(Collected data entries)
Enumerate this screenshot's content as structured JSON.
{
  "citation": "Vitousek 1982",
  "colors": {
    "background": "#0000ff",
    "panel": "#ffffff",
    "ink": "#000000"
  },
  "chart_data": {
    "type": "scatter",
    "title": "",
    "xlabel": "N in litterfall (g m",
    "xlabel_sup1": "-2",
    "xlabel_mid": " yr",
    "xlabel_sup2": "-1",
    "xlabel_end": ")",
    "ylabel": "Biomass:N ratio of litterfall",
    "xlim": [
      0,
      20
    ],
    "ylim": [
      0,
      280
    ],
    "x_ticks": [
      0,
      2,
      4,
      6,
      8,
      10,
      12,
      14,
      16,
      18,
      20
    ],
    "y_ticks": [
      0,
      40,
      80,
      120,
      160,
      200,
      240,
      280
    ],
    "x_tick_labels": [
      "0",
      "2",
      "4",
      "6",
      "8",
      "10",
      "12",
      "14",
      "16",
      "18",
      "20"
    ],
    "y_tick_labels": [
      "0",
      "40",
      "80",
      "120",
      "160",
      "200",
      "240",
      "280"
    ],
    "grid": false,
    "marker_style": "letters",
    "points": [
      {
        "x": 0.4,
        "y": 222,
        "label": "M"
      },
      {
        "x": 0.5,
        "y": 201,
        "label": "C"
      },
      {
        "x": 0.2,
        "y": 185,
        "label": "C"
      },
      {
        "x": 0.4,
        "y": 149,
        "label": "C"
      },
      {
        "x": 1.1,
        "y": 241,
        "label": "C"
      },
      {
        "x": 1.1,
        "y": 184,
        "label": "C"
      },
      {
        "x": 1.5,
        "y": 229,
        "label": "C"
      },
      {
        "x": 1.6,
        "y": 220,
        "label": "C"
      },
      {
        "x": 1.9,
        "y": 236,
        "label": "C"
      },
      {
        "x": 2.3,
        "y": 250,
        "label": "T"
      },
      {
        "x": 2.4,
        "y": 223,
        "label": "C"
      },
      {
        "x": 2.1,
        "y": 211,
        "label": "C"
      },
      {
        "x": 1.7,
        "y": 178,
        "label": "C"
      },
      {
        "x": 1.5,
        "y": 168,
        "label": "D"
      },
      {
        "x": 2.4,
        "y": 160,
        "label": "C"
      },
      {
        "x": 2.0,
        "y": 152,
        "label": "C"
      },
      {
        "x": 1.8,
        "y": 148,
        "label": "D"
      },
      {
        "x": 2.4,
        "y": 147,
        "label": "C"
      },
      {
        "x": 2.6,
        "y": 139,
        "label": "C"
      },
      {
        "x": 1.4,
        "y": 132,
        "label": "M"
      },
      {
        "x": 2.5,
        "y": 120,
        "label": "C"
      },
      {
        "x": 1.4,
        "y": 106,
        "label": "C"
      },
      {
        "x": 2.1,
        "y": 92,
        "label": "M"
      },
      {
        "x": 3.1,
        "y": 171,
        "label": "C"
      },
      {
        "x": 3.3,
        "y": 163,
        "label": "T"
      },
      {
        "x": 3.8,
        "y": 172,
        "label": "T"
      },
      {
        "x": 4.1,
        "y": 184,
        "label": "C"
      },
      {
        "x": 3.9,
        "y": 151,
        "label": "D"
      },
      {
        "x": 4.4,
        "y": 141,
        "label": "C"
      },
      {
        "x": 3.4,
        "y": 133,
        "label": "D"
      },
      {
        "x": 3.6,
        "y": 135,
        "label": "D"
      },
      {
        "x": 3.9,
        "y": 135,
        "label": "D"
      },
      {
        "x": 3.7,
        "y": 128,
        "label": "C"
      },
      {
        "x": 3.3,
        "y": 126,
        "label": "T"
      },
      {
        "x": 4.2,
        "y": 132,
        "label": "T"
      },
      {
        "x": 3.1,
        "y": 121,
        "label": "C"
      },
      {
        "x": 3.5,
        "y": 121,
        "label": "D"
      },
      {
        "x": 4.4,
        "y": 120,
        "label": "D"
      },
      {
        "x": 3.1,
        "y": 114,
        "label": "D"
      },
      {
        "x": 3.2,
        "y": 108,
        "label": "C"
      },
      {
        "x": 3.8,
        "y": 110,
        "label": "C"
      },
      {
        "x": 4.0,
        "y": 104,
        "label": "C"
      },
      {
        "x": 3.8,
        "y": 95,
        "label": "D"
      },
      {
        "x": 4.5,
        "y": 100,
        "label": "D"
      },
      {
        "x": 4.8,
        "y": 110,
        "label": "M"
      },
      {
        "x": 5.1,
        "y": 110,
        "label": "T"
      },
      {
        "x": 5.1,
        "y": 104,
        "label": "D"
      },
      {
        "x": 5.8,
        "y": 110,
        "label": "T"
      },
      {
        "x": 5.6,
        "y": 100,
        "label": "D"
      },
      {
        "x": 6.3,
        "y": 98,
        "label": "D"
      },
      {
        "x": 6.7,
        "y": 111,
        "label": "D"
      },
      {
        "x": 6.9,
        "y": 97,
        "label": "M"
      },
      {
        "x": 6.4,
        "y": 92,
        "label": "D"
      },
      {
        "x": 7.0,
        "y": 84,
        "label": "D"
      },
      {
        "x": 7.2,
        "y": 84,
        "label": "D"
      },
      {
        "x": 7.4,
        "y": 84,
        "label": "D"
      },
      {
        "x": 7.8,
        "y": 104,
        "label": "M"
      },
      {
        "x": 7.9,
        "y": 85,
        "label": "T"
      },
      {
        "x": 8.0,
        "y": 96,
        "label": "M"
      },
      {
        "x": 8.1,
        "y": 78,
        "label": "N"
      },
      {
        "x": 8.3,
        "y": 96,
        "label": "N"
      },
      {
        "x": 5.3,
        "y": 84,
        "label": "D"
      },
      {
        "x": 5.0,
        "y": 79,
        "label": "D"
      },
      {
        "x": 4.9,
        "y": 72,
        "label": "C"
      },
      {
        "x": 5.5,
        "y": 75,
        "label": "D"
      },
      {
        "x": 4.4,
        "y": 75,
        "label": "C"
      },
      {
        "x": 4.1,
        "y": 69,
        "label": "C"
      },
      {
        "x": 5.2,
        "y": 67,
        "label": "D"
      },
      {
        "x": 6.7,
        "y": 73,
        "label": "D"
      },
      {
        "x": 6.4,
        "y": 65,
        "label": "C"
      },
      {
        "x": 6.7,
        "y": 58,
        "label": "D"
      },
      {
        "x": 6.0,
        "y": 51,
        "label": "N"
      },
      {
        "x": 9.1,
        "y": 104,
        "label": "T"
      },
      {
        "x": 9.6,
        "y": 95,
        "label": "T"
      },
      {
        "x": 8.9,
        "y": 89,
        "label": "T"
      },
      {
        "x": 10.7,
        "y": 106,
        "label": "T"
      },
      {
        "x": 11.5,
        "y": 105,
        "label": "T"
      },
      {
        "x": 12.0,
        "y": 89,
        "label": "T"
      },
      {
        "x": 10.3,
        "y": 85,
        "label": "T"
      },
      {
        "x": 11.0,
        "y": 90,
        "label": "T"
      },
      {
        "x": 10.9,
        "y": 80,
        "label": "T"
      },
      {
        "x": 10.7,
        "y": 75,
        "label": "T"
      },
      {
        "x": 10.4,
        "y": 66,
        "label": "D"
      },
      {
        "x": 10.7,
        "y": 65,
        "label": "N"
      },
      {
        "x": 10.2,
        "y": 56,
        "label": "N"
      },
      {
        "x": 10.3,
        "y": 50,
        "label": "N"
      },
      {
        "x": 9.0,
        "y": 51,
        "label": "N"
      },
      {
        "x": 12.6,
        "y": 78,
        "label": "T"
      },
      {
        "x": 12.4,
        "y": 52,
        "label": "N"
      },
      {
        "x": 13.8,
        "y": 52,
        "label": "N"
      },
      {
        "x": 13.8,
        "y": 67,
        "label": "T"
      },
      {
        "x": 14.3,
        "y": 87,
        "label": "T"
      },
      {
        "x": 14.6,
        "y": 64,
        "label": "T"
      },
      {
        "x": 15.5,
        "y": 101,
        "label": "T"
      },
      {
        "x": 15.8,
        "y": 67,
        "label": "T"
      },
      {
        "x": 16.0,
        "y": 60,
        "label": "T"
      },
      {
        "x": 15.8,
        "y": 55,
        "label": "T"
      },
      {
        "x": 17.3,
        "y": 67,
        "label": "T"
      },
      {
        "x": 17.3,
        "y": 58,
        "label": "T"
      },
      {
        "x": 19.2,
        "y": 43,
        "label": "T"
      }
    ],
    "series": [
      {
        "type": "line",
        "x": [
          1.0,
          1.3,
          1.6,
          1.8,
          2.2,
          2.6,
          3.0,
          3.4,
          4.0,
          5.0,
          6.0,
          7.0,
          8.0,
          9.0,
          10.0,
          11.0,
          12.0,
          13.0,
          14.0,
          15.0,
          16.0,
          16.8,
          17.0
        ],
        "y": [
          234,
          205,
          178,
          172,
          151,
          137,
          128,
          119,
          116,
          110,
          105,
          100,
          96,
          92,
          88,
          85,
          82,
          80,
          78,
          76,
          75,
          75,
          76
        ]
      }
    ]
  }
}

AIM: In the records above, find the lines containing "litterfall" and copy them.

EXERCISE ANSWER:
    "xlabel": "N in litterfall (g m",
    "ylabel": "Biomass:N ratio of litterfall",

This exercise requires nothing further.